Extracted data entries:
## Start

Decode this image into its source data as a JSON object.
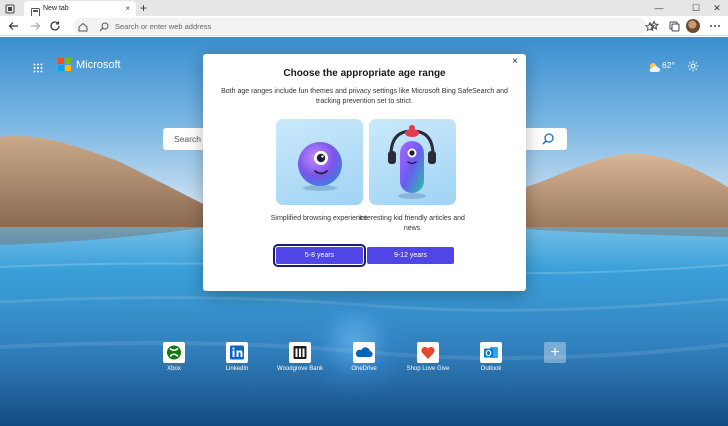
{
  "browser": {
    "tab_title": "New tab",
    "tab_close": "×",
    "new_tab": "+",
    "window_controls": {
      "minimize": "—",
      "maximize": "☐",
      "close": "✕"
    },
    "address_placeholder": "Search or enter web address"
  },
  "ntp": {
    "brand": "Microsoft",
    "weather_temp": "62°",
    "search_placeholder": "Search"
  },
  "modal": {
    "close": "×",
    "title": "Choose the appropriate age range",
    "description": "Both age ranges include fun themes and privacy settings like Microsoft Bing SafeSearch and tracking prevention set to strict.",
    "options": [
      {
        "caption": "Simplified browsing experience",
        "button": "5-8 years",
        "selected": true
      },
      {
        "caption": "Interesting kid friendly articles and news",
        "button": "9-12 years",
        "selected": false
      }
    ]
  },
  "quick_links": [
    {
      "label": "Xbox",
      "icon": "xbox-icon"
    },
    {
      "label": "LinkedIn",
      "icon": "linkedin-icon"
    },
    {
      "label": "Woodgrove Bank",
      "icon": "woodgrove-bank-icon"
    },
    {
      "label": "OneDrive",
      "icon": "onedrive-icon"
    },
    {
      "label": "Shop Love Give",
      "icon": "shop-love-give-icon"
    },
    {
      "label": "Outlook",
      "icon": "outlook-icon"
    }
  ],
  "colors": {
    "accent": "#4f46e5",
    "ms_red": "#f25022",
    "ms_green": "#7fba00",
    "ms_blue": "#00a4ef",
    "ms_yellow": "#ffb900"
  }
}
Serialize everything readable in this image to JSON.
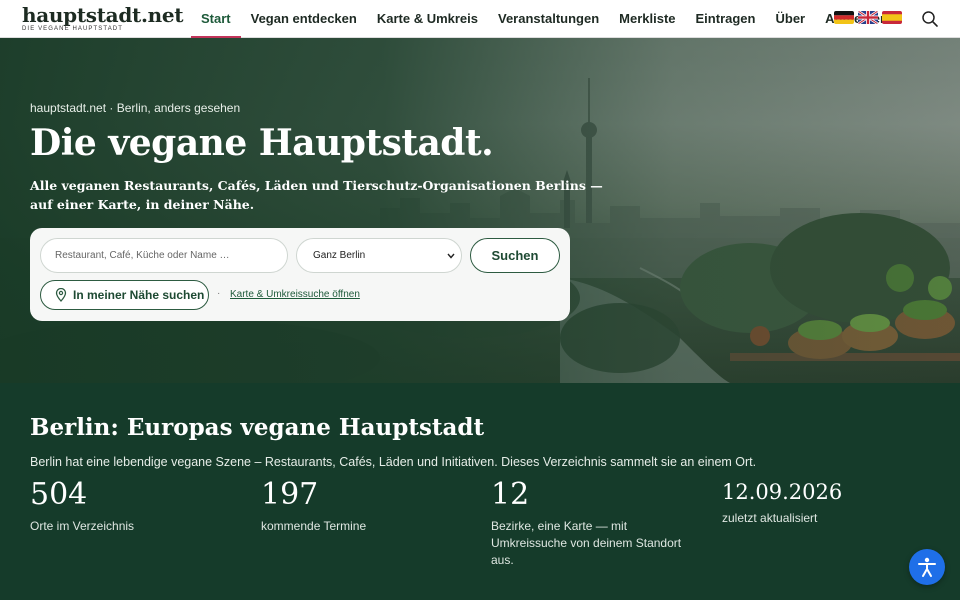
{
  "brand": {
    "name": "hauptstadt.net",
    "tagline": "DIE VEGANE HAUPTSTADT"
  },
  "nav": {
    "items": [
      {
        "label": "Start",
        "active": true
      },
      {
        "label": "Vegan entdecken"
      },
      {
        "label": "Karte & Umkreis"
      },
      {
        "label": "Veranstaltungen"
      },
      {
        "label": "Merkliste"
      },
      {
        "label": "Eintragen"
      },
      {
        "label": "Über"
      },
      {
        "label": "Anmelden"
      }
    ],
    "languages": [
      "de",
      "en",
      "es"
    ],
    "search_icon": "search-icon"
  },
  "hero": {
    "eyebrow": "hauptstadt.net · Berlin, anders gesehen",
    "title": "Die vegane Hauptstadt.",
    "subtitle": "Alle veganen Restaurants, Cafés, Läden und Tierschutz-Organisationen Berlins — auf einer Karte, in deiner Nähe.",
    "search": {
      "placeholder": "Restaurant, Café, Küche oder Name …",
      "district_selected": "Ganz Berlin",
      "submit_label": "Suchen",
      "nearby_label": "In meiner Nähe suchen",
      "separator": "·",
      "map_link_label": "Karte & Umkreissuche öffnen"
    }
  },
  "stats": {
    "title": "Berlin: Europas vegane Hauptstadt",
    "intro": "Berlin hat eine lebendige vegane Szene – Restaurants, Cafés, Läden und Initiativen. Dieses Verzeichnis sammelt sie an einem Ort.",
    "items": [
      {
        "value": "504",
        "label": "Orte im Verzeichnis"
      },
      {
        "value": "197",
        "label": "kommende Termine"
      },
      {
        "value": "12",
        "label": "Bezirke, eine Karte — mit Umkreissuche von deinem Standort aus."
      },
      {
        "value": "12.09.2026",
        "label": "zuletzt aktualisiert"
      }
    ]
  },
  "colors": {
    "accent_green": "#153b2a",
    "active_underline": "#c2345a",
    "a11y_blue": "#1f6fe8"
  }
}
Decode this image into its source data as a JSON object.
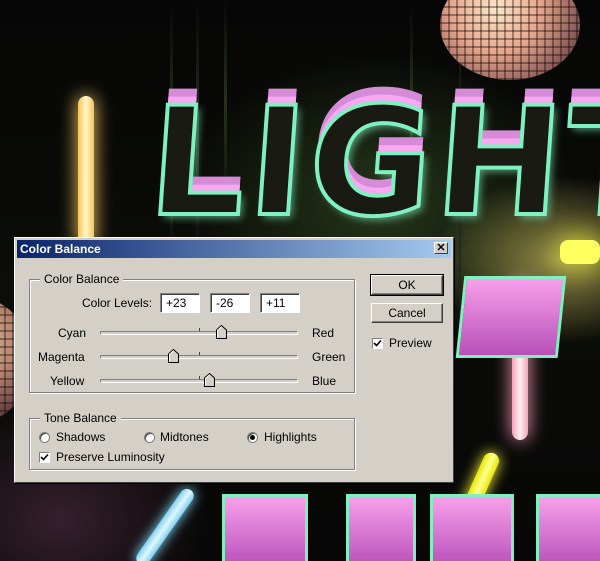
{
  "dialog": {
    "title": "Color Balance",
    "close_symbol": "✕",
    "color_balance_group": {
      "legend": "Color Balance",
      "levels_label": "Color Levels:",
      "levels": [
        "+23",
        "-26",
        "+11"
      ],
      "sliders": [
        {
          "left": "Cyan",
          "right": "Red",
          "value": 23
        },
        {
          "left": "Magenta",
          "right": "Green",
          "value": -26
        },
        {
          "left": "Yellow",
          "right": "Blue",
          "value": 11
        }
      ],
      "slider_min": -100,
      "slider_max": 100
    },
    "tone_balance_group": {
      "legend": "Tone Balance",
      "options": [
        {
          "label": "Shadows",
          "selected": false
        },
        {
          "label": "Midtones",
          "selected": false
        },
        {
          "label": "Highlights",
          "selected": true
        }
      ],
      "preserve_luminosity": {
        "label": "Preserve Luminosity",
        "checked": true
      }
    },
    "buttons": {
      "ok": "OK",
      "cancel": "Cancel"
    },
    "preview": {
      "label": "Preview",
      "checked": true
    }
  },
  "colors": {
    "title_bar_start": "#0a246a",
    "title_bar_end": "#a6caf0",
    "dialog_face": "#d4d0c8"
  },
  "background": {
    "letters": "LIGHT"
  }
}
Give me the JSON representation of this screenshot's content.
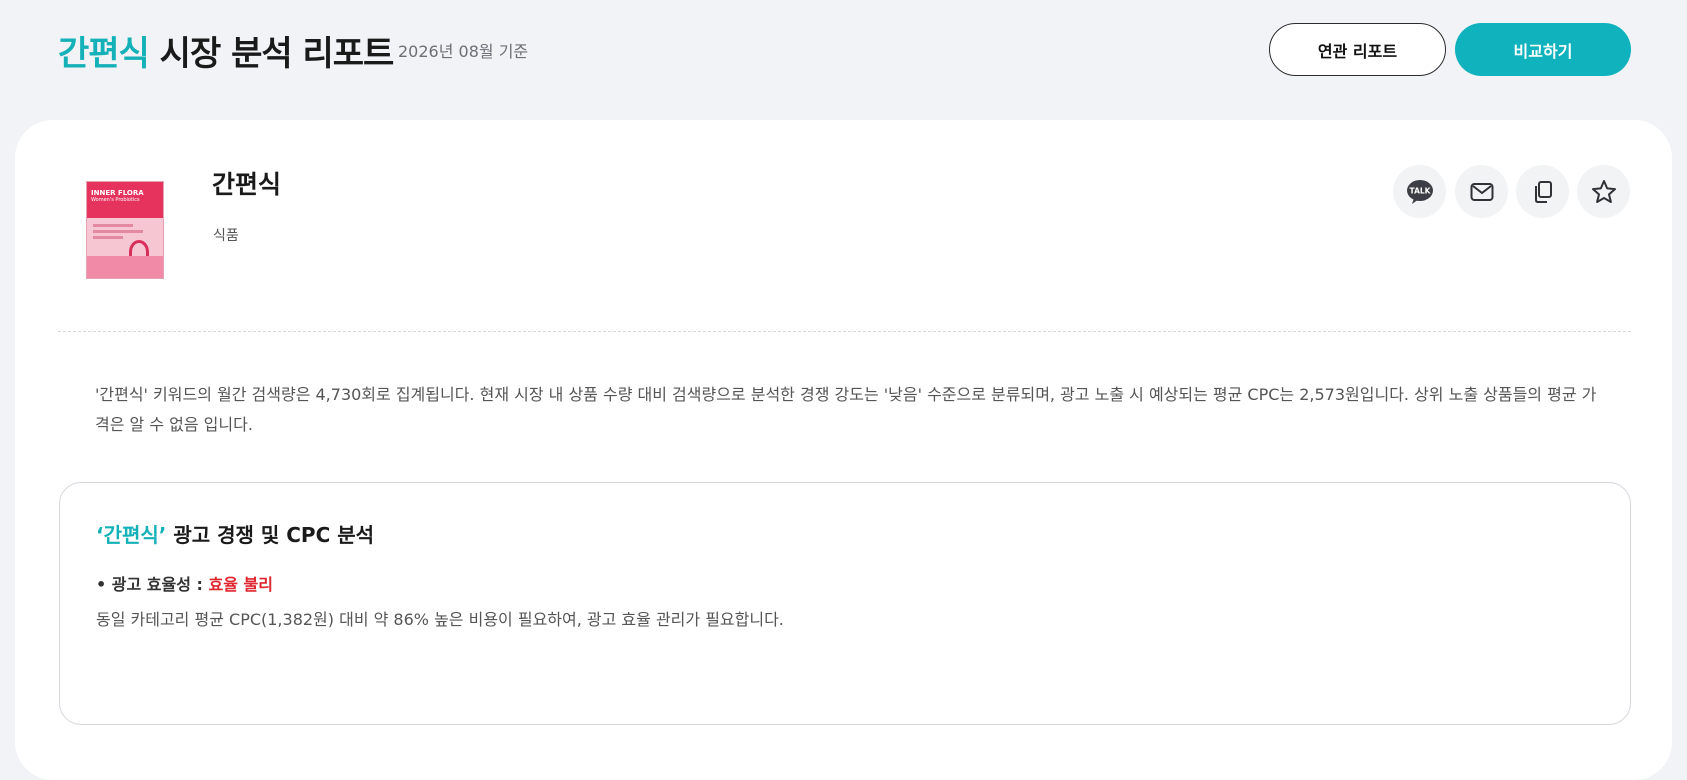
{
  "header": {
    "title_keyword": "간편식",
    "title_rest": " 시장 분석 리포트",
    "date": "2026년 08월 기준",
    "related_button": "연관 리포트",
    "compare_button": "비교하기"
  },
  "product": {
    "name": "간편식",
    "category": "식품",
    "image_brand": "INNER FLORA",
    "image_subtitle": "Women's Probiotics"
  },
  "share": {
    "talk_label": "TALK",
    "icons": [
      "kakao-talk-icon",
      "mail-icon",
      "copy-icon",
      "star-icon"
    ]
  },
  "summary": {
    "text": "'간편식' 키워드의 월간 검색량은 4,730회로 집계됩니다. 현재 시장 내 상품 수량 대비 검색량으로 분석한 경쟁 강도는 '낮음' 수준으로 분류되며, 광고 노출 시 예상되는 평균 CPC는 2,573원입니다. 상위 노출 상품들의 평균 가격은 알 수 없음 입니다."
  },
  "analysis": {
    "title_keyword": "‘간편식’",
    "title_rest": " 광고 경쟁 및 CPC 분석",
    "efficiency_label": "• 광고 효율성 : ",
    "efficiency_value": "효율 불리",
    "description": "동일 카테고리 평균 CPC(1,382원) 대비 약 86% 높은 비용이 필요하여, 광고 효율 관리가 필요합니다."
  },
  "colors": {
    "accent": "#15b1b8",
    "compare_button": "#10b3bd",
    "negative": "#e0262f"
  }
}
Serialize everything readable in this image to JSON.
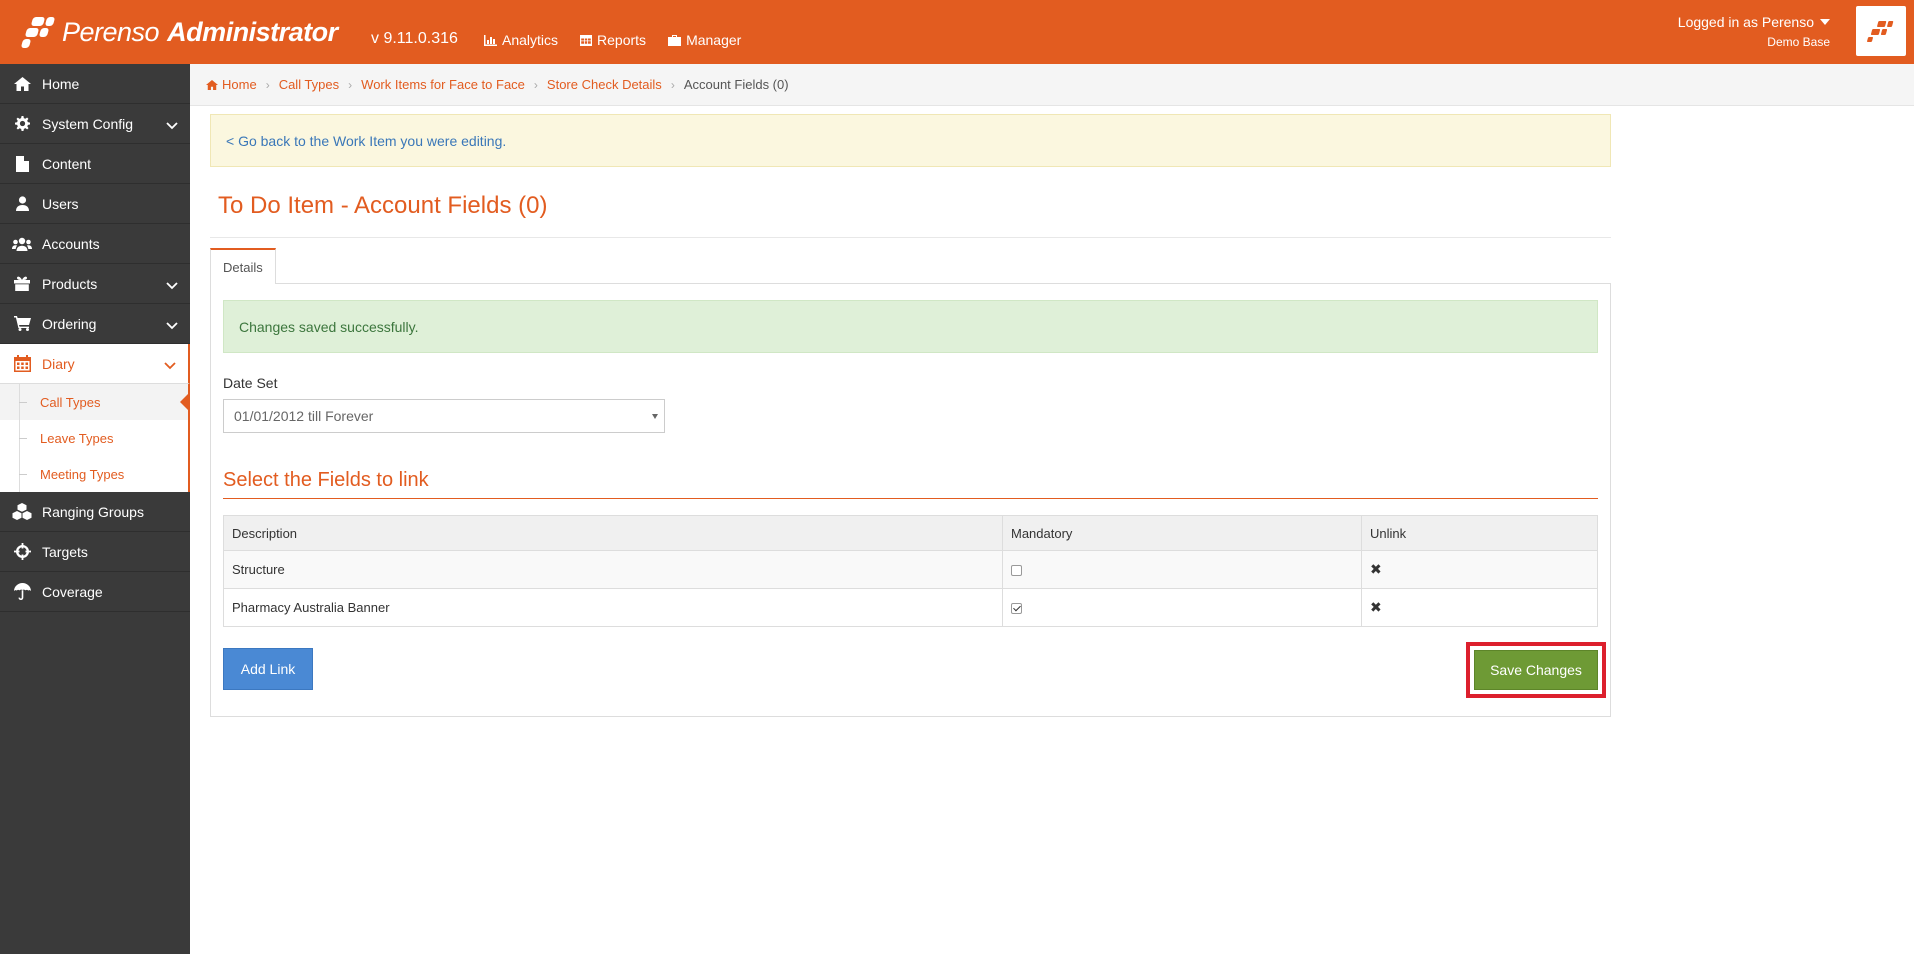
{
  "app": {
    "logo_text_1": "Perenso",
    "logo_text_2": "Administrator",
    "version": "v 9.11.0.316",
    "brand_color": "#e25c20"
  },
  "topnav": [
    {
      "label": "Analytics",
      "icon": "bar-chart-icon"
    },
    {
      "label": "Reports",
      "icon": "table-icon"
    },
    {
      "label": "Manager",
      "icon": "briefcase-icon"
    }
  ],
  "user": {
    "logged_in_as": "Logged in as Perenso",
    "base": "Demo Base"
  },
  "sidebar": {
    "items": [
      {
        "label": "Home",
        "icon": "home-icon"
      },
      {
        "label": "System Config",
        "icon": "gear-icon",
        "expandable": true
      },
      {
        "label": "Content",
        "icon": "file-icon"
      },
      {
        "label": "Users",
        "icon": "user-icon"
      },
      {
        "label": "Accounts",
        "icon": "users-icon"
      },
      {
        "label": "Products",
        "icon": "gift-icon",
        "expandable": true
      },
      {
        "label": "Ordering",
        "icon": "cart-icon",
        "expandable": true
      },
      {
        "label": "Diary",
        "icon": "calendar-icon",
        "expandable": true,
        "active": true
      },
      {
        "label": "Ranging Groups",
        "icon": "cubes-icon"
      },
      {
        "label": "Targets",
        "icon": "crosshairs-icon"
      },
      {
        "label": "Coverage",
        "icon": "umbrella-icon"
      }
    ],
    "diary_sub": [
      {
        "label": "Call Types",
        "current": true
      },
      {
        "label": "Leave Types"
      },
      {
        "label": "Meeting Types"
      }
    ]
  },
  "breadcrumb": {
    "items": [
      "Home",
      "Call Types",
      "Work Items for Face to Face",
      "Store Check Details"
    ],
    "current": "Account Fields (0)"
  },
  "back_link": "< Go back to the Work Item you were editing.",
  "page_title": "To Do Item - Account Fields (0)",
  "tabs": [
    "Details"
  ],
  "alert": "Changes saved successfully.",
  "date_set": {
    "label": "Date Set",
    "value": "01/01/2012 till Forever"
  },
  "section_title": "Select the Fields to link",
  "table": {
    "columns": [
      "Description",
      "Mandatory",
      "Unlink"
    ],
    "rows": [
      {
        "description": "Structure",
        "mandatory": false
      },
      {
        "description": "Pharmacy Australia Banner",
        "mandatory": true
      }
    ]
  },
  "buttons": {
    "add_link": "Add Link",
    "save_changes": "Save Changes"
  }
}
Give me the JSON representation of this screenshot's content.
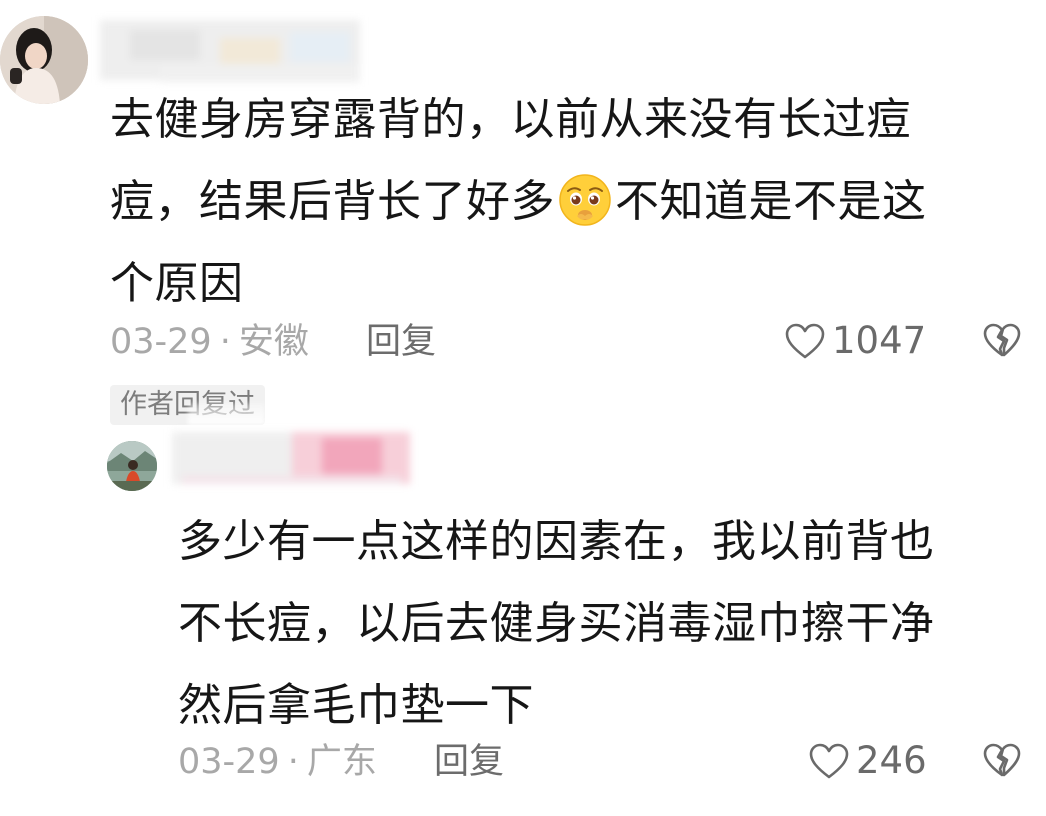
{
  "comment": {
    "text_lines": [
      "去健身房穿露背的，以前从来没有长过痘",
      "痘，结果后背长了好多",
      "不知道是不是这",
      "个原因"
    ],
    "emoji": "pleading-face-emoji",
    "date": "03-29",
    "separator": "·",
    "location": "安徽",
    "reply_label": "回复",
    "like_count": "1047"
  },
  "author_badge": "作者回复过",
  "reply": {
    "text_lines": [
      "多少有一点这样的因素在，我以前背也",
      "不长痘，以后去健身买消毒湿巾擦干净",
      "然后拿毛巾垫一下"
    ],
    "date": "03-29",
    "separator": "·",
    "location": "广东",
    "reply_label": "回复",
    "like_count": "246"
  },
  "icons": {
    "like": "heart-outline-icon",
    "dislike": "broken-heart-icon"
  },
  "colors": {
    "text": "#161616",
    "meta": "#a8a8a8",
    "action": "#6a6a6a",
    "badge_bg": "#f1f1f1"
  }
}
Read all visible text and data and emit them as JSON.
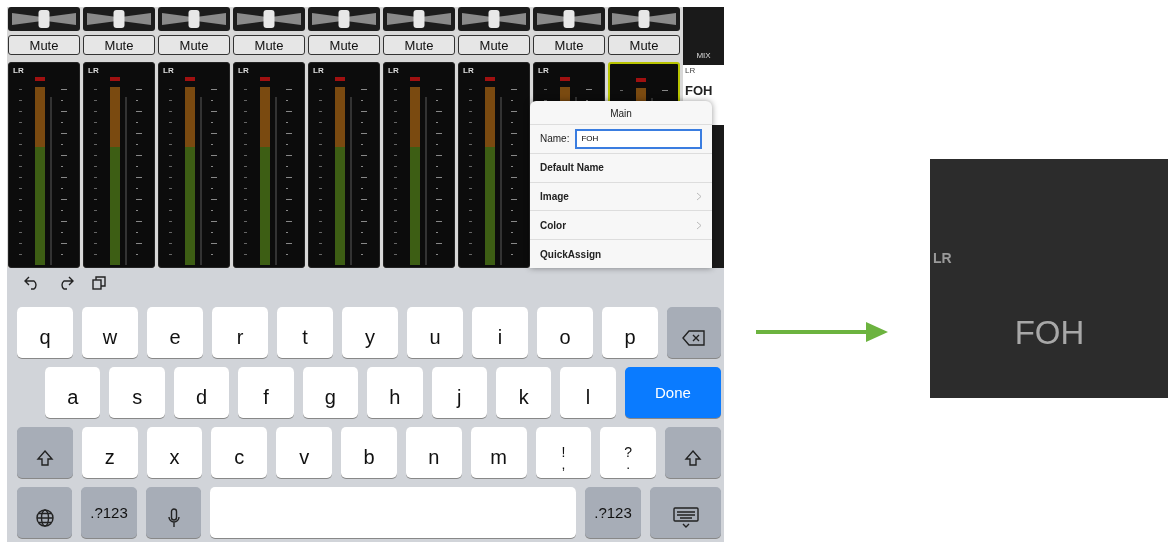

## End

DIRECTION.
Show every line in the records above that contains the word "legend".

SOLUTION FOR THIS PROBLEM.
      "legend": "Color Balance",
      "legend": "Tone Balance",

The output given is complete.